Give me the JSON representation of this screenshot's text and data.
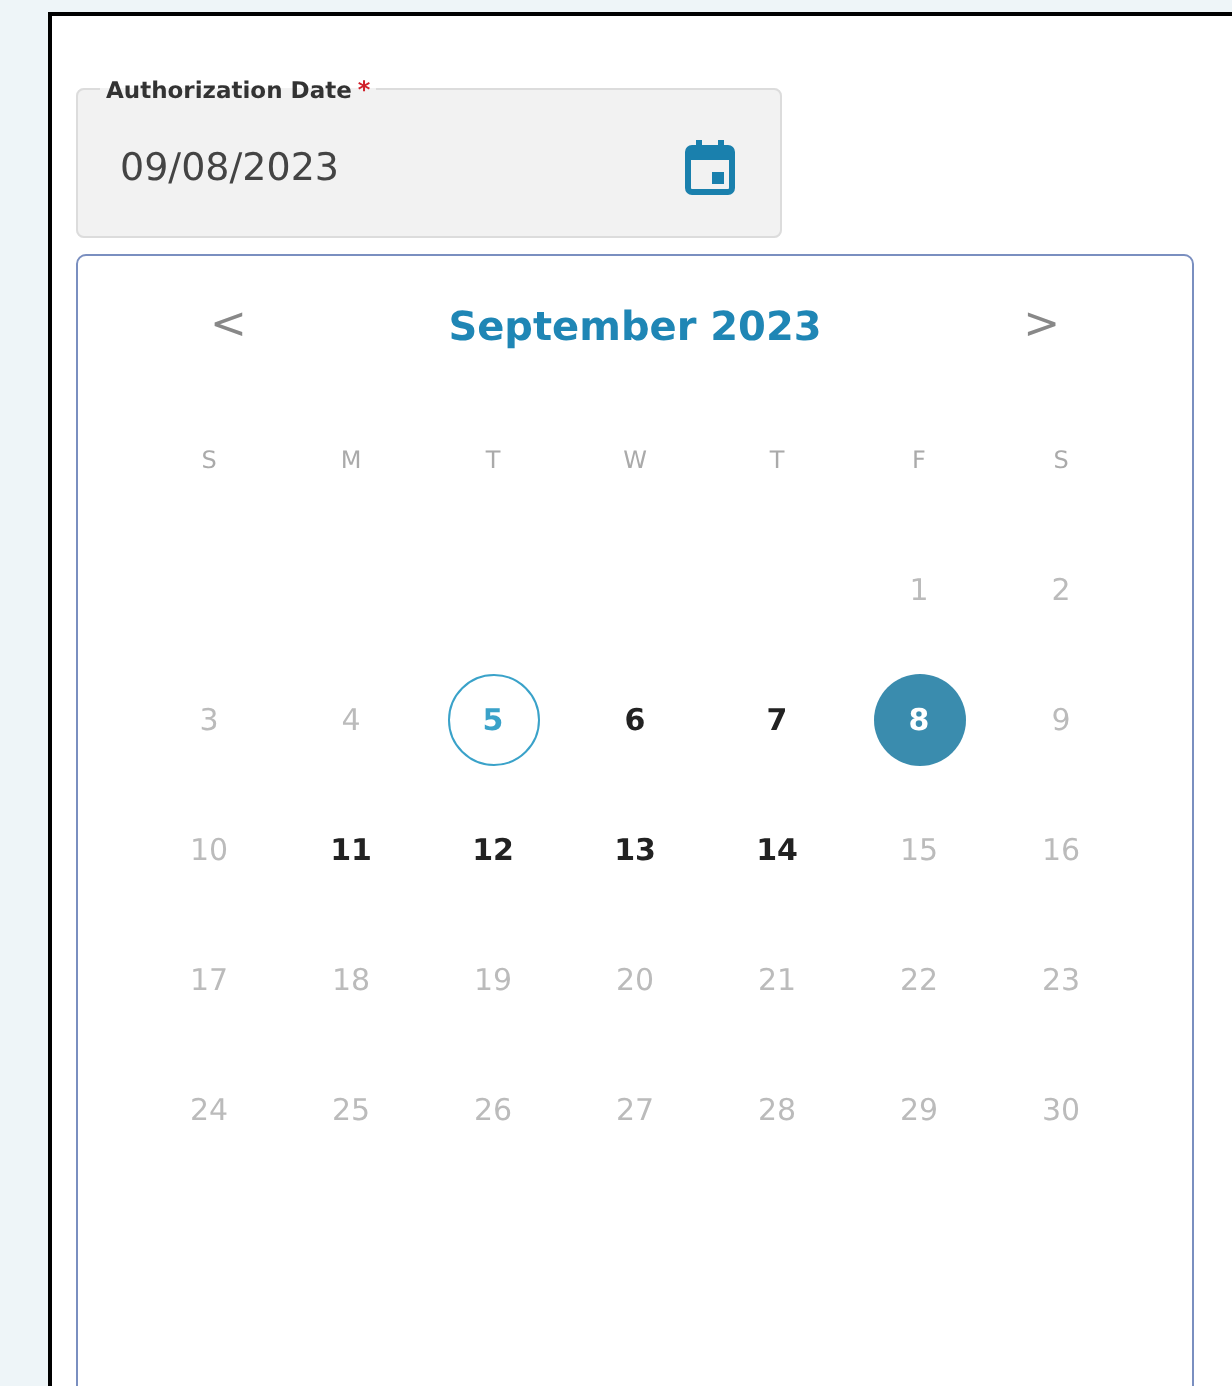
{
  "field": {
    "label": "Authorization Date",
    "required_mark": "*",
    "value": "09/08/2023"
  },
  "calendar": {
    "prev": "<",
    "title": "September 2023",
    "next": ">",
    "weekdays": [
      "S",
      "M",
      "T",
      "W",
      "T",
      "F",
      "S"
    ],
    "days": [
      {
        "kind": "blank"
      },
      {
        "kind": "blank"
      },
      {
        "kind": "blank"
      },
      {
        "kind": "blank"
      },
      {
        "kind": "blank"
      },
      {
        "kind": "day",
        "label": "1",
        "disabled": true,
        "today": false,
        "selected": false
      },
      {
        "kind": "day",
        "label": "2",
        "disabled": true,
        "today": false,
        "selected": false
      },
      {
        "kind": "day",
        "label": "3",
        "disabled": true,
        "today": false,
        "selected": false
      },
      {
        "kind": "day",
        "label": "4",
        "disabled": true,
        "today": false,
        "selected": false
      },
      {
        "kind": "day",
        "label": "5",
        "disabled": false,
        "today": true,
        "selected": false
      },
      {
        "kind": "day",
        "label": "6",
        "disabled": false,
        "today": false,
        "selected": false
      },
      {
        "kind": "day",
        "label": "7",
        "disabled": false,
        "today": false,
        "selected": false
      },
      {
        "kind": "day",
        "label": "8",
        "disabled": false,
        "today": false,
        "selected": true
      },
      {
        "kind": "day",
        "label": "9",
        "disabled": true,
        "today": false,
        "selected": false
      },
      {
        "kind": "day",
        "label": "10",
        "disabled": true,
        "today": false,
        "selected": false
      },
      {
        "kind": "day",
        "label": "11",
        "disabled": false,
        "today": false,
        "selected": false
      },
      {
        "kind": "day",
        "label": "12",
        "disabled": false,
        "today": false,
        "selected": false
      },
      {
        "kind": "day",
        "label": "13",
        "disabled": false,
        "today": false,
        "selected": false
      },
      {
        "kind": "day",
        "label": "14",
        "disabled": false,
        "today": false,
        "selected": false
      },
      {
        "kind": "day",
        "label": "15",
        "disabled": true,
        "today": false,
        "selected": false
      },
      {
        "kind": "day",
        "label": "16",
        "disabled": true,
        "today": false,
        "selected": false
      },
      {
        "kind": "day",
        "label": "17",
        "disabled": true,
        "today": false,
        "selected": false
      },
      {
        "kind": "day",
        "label": "18",
        "disabled": true,
        "today": false,
        "selected": false
      },
      {
        "kind": "day",
        "label": "19",
        "disabled": true,
        "today": false,
        "selected": false
      },
      {
        "kind": "day",
        "label": "20",
        "disabled": true,
        "today": false,
        "selected": false
      },
      {
        "kind": "day",
        "label": "21",
        "disabled": true,
        "today": false,
        "selected": false
      },
      {
        "kind": "day",
        "label": "22",
        "disabled": true,
        "today": false,
        "selected": false
      },
      {
        "kind": "day",
        "label": "23",
        "disabled": true,
        "today": false,
        "selected": false
      },
      {
        "kind": "day",
        "label": "24",
        "disabled": true,
        "today": false,
        "selected": false
      },
      {
        "kind": "day",
        "label": "25",
        "disabled": true,
        "today": false,
        "selected": false
      },
      {
        "kind": "day",
        "label": "26",
        "disabled": true,
        "today": false,
        "selected": false
      },
      {
        "kind": "day",
        "label": "27",
        "disabled": true,
        "today": false,
        "selected": false
      },
      {
        "kind": "day",
        "label": "28",
        "disabled": true,
        "today": false,
        "selected": false
      },
      {
        "kind": "day",
        "label": "29",
        "disabled": true,
        "today": false,
        "selected": false
      },
      {
        "kind": "day",
        "label": "30",
        "disabled": true,
        "today": false,
        "selected": false
      }
    ]
  }
}
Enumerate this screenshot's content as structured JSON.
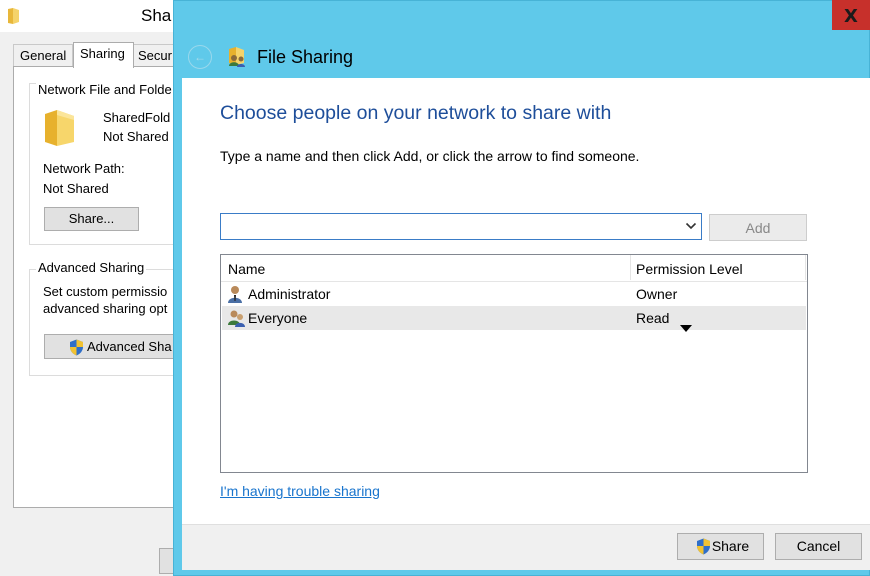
{
  "background_dialog": {
    "title": "Sha",
    "tabs": [
      "General",
      "Sharing",
      "Secur"
    ],
    "active_tab": "Sharing",
    "network_group_label": "Network File and Folde",
    "folder_name": "SharedFold",
    "folder_status": "Not Shared",
    "network_path_label": "Network Path:",
    "network_path_value": "Not Shared",
    "share_button_label": "Share...",
    "advanced_group_label": "Advanced Sharing",
    "advanced_desc_line1": "Set custom permissio",
    "advanced_desc_line2": "advanced sharing opt",
    "advanced_button_label": "Advanced Sha"
  },
  "file_sharing": {
    "window_title": "File Sharing",
    "close_glyph": "X",
    "back_glyph": "←",
    "heading": "Choose people on your network to share with",
    "instruction": "Type a name and then click Add, or click the arrow to find someone.",
    "name_input": {
      "value": "",
      "placeholder": ""
    },
    "add_button_label": "Add",
    "columns": {
      "name": "Name",
      "permission": "Permission Level"
    },
    "rows": [
      {
        "name": "Administrator",
        "permission": "Owner",
        "icon": "user-icon",
        "selected": false
      },
      {
        "name": "Everyone",
        "permission": "Read",
        "icon": "group-users-icon",
        "selected": true
      }
    ],
    "help_link": "I'm having trouble sharing",
    "share_button_label": "Share",
    "cancel_button_label": "Cancel"
  },
  "colors": {
    "window_frame": "#5fc9ea",
    "close_button": "#c7302b",
    "heading_blue": "#1e4e9a",
    "link_blue": "#1874cd"
  }
}
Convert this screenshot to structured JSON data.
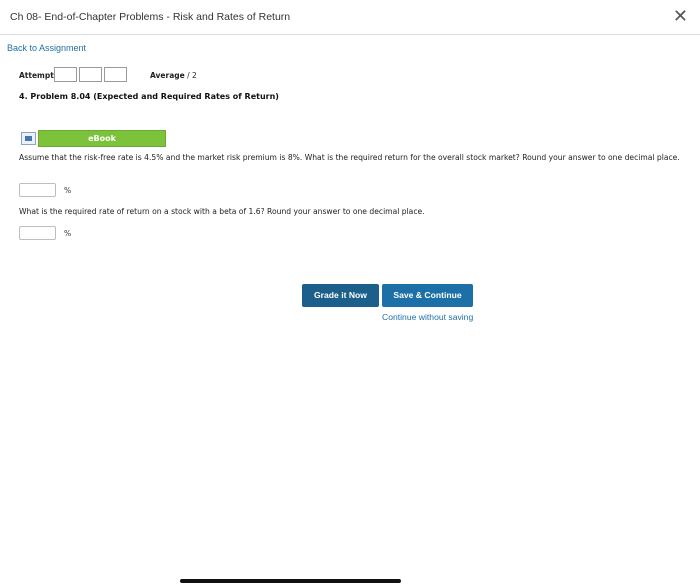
{
  "window": {
    "title": "Ch 08- End-of-Chapter Problems - Risk and Rates of Return"
  },
  "nav": {
    "back_link": "Back to Assignment"
  },
  "attempts": {
    "label": "Attempts"
  },
  "average": {
    "label": "Average",
    "value": "/ 2"
  },
  "problem": {
    "title": "4. Problem 8.04 (Expected and Required Rates of Return)",
    "ebook_label": "eBook",
    "q1_text": "Assume that the risk-free rate is 4.5% and the market risk premium is 8%. What is the required return for the overall stock market? Round your answer to one decimal place.",
    "q1_unit": "%",
    "q1_value": "",
    "q2_text": "What is the required rate of return on a stock with a beta of 1.6? Round your answer to one decimal place.",
    "q2_unit": "%",
    "q2_value": ""
  },
  "actions": {
    "grade_label": "Grade it Now",
    "save_label": "Save & Continue",
    "continue_label": "Continue without saving"
  },
  "icons": {
    "close": "close-icon",
    "ebook": "book-icon"
  },
  "colors": {
    "link": "#1f6fa8",
    "ebook_bar": "#7cc23a",
    "grade_button": "#1c5f8b",
    "save_button": "#1c6fa7"
  }
}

_Stated task:_
Single out each line of the records above with the string "this" in it, and copy it.

_Exercise solution:_
Give me the JSON representation of this screenshot's text and data.
Enumerate this screenshot's content as structured JSON.
Convert this screenshot to structured JSON data.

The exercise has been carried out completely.